→ Stated exercise
Render the listing as a JSON list of strings, one string per line, leaving out blank lines. Cover only the lines from the start of the listing through the line that contains "773, 1100, 797]", including that line.

+++ Data to process

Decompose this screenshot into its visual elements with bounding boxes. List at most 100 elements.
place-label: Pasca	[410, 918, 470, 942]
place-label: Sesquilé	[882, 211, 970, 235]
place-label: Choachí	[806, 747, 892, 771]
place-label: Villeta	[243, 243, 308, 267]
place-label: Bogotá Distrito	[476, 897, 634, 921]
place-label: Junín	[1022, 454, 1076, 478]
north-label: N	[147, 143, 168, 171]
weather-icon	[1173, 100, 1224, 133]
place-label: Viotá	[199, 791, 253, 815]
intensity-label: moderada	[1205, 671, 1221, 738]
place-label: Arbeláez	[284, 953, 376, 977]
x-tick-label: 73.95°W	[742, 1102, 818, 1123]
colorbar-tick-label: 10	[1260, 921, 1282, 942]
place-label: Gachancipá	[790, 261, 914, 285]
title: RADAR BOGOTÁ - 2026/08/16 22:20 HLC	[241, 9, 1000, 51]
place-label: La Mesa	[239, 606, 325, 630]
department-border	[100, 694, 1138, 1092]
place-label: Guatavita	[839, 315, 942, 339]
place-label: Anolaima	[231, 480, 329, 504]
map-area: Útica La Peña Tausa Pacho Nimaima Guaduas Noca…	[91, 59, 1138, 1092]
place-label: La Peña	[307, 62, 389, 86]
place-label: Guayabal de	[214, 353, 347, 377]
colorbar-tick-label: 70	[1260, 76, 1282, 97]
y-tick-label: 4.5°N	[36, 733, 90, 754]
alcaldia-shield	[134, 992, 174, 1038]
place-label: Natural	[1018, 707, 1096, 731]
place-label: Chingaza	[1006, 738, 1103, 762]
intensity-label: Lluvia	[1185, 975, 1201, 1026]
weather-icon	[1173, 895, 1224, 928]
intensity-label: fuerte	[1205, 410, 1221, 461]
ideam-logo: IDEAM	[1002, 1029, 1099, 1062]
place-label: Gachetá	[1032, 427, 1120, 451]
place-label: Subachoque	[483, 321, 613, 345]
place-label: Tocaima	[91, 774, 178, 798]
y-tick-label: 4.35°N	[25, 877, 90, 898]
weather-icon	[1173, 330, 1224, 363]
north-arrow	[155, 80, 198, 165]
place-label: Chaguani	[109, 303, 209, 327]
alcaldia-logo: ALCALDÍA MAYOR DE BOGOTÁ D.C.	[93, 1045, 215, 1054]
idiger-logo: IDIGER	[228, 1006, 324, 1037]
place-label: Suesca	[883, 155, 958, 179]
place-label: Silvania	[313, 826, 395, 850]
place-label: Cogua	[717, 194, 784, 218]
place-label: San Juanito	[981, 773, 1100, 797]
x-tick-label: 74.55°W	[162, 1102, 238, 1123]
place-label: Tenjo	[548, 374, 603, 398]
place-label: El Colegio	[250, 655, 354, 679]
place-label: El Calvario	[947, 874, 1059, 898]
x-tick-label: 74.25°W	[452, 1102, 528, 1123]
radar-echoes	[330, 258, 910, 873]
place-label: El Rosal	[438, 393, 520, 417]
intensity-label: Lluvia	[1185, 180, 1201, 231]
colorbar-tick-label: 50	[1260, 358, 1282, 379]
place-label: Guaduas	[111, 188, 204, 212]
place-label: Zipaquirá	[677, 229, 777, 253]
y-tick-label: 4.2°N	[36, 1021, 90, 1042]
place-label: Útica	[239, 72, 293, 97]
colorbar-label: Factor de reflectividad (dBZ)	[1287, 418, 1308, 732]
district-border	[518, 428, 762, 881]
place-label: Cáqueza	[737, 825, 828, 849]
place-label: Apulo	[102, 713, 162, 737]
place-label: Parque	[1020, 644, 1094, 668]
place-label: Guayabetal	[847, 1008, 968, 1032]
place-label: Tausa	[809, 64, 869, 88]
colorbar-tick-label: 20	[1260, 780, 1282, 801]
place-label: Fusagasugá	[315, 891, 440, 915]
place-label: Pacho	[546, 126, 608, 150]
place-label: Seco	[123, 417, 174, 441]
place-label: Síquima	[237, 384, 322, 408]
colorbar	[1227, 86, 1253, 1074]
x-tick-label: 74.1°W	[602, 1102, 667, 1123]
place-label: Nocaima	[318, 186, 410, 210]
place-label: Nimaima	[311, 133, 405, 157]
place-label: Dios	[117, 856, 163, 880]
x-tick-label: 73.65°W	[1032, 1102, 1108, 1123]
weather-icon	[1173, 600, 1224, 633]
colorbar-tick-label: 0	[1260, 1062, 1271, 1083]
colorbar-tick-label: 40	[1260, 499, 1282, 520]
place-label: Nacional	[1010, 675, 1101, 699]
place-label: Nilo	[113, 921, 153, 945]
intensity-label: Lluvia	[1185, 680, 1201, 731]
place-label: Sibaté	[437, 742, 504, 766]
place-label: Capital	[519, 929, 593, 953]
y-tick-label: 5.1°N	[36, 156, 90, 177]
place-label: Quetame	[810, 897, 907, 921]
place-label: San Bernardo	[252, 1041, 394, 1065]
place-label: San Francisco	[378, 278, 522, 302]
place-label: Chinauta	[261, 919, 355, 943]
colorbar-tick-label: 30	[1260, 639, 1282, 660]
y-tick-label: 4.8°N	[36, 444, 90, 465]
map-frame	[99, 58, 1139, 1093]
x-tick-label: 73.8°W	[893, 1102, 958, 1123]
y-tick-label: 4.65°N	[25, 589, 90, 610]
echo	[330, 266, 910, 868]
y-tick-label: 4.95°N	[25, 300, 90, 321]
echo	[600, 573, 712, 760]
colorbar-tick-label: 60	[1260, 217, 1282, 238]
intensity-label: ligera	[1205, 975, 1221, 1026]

++++++

→ Finished exercise
[
  "Decompose this screenshot into its visual elements with bounding boxes. List at most 100 elements.",
  "place-label: Pasca\t[410, 918, 470, 942]",
  "place-label: Sesquilé\t[882, 211, 970, 235]",
  "place-label: Choachí\t[806, 747, 892, 771]",
  "place-label: Villeta\t[243, 243, 308, 267]",
  "place-label: Bogotá Distrito\t[476, 897, 634, 921]",
  "place-label: Junín\t[1022, 454, 1076, 478]",
  "north-label: N\t[147, 143, 168, 171]",
  "weather-icon\t[1173, 100, 1224, 133]",
  "place-label: Viotá\t[199, 791, 253, 815]",
  "intensity-label: moderada\t[1205, 671, 1221, 738]",
  "place-label: Arbeláez\t[284, 953, 376, 977]",
  "x-tick-label: 73.95°W\t[742, 1102, 818, 1123]",
  "colorbar-tick-label: 10\t[1260, 921, 1282, 942]",
  "place-label: Gachancipá\t[790, 261, 914, 285]",
  "title: RADAR BOGOTÁ - 2026/08/16 22:20 HLC\t[241, 9, 1000, 51]",
  "place-label: La Mesa\t[239, 606, 325, 630]",
  "department-border\t[100, 694, 1138, 1092]",
  "place-label: Guatavita\t[839, 315, 942, 339]",
  "place-label: Anolaima\t[231, 480, 329, 504]",
  "map-area: Útica La Peña Tausa Pacho Nimaima Guaduas Noca…\t[91, 59, 1138, 1092]",
  "place-label: La Peña\t[307, 62, 389, 86]",
  "place-label: Guayabal de\t[214, 353, 347, 377]",
  "colorbar-tick-label: 70\t[1260, 76, 1282, 97]",
  "y-tick-label: 4.5°N\t[36, 733, 90, 754]",
  "alcaldia-shield\t[134, 992, 174, 1038]",
  "place-label: Natural\t[1018, 707, 1096, 731]",
  "place-label: Chingaza\t[1006, 738, 1103, 762]",
  "intensity-label: Lluvia\t[1185, 975, 1201, 1026]",
  "weather-icon\t[1173, 895, 1224, 928]",
  "intensity-label: fuerte\t[1205, 410, 1221, 461]",
  "ideam-logo: IDEAM\t[1002, 1029, 1099, 1062]",
  "place-label: Gachetá\t[1032, 427, 1120, 451]",
  "place-label: Subachoque\t[483, 321, 613, 345]",
  "place-label: Tocaima\t[91, 774, 178, 798]",
  "y-tick-label: 4.35°N\t[25, 877, 90, 898]",
  "weather-icon\t[1173, 330, 1224, 363]",
  "north-arrow\t[155, 80, 198, 165]",
  "place-label: Chaguani\t[109, 303, 209, 327]",
  "alcaldia-logo: ALCALDÍA MAYOR DE BOGOTÁ D.C.\t[93, 1045, 215, 1054]",
  "idiger-logo: IDIGER\t[228, 1006, 324, 1037]",
  "place-label: Suesca\t[883, 155, 958, 179]",
  "place-label: Silvania\t[313, 826, 395, 850]",
  "place-label: Cogua\t[717, 194, 784, 218]",
  "place-label: San Juanito\t[981, 773, 1100, 797]"
]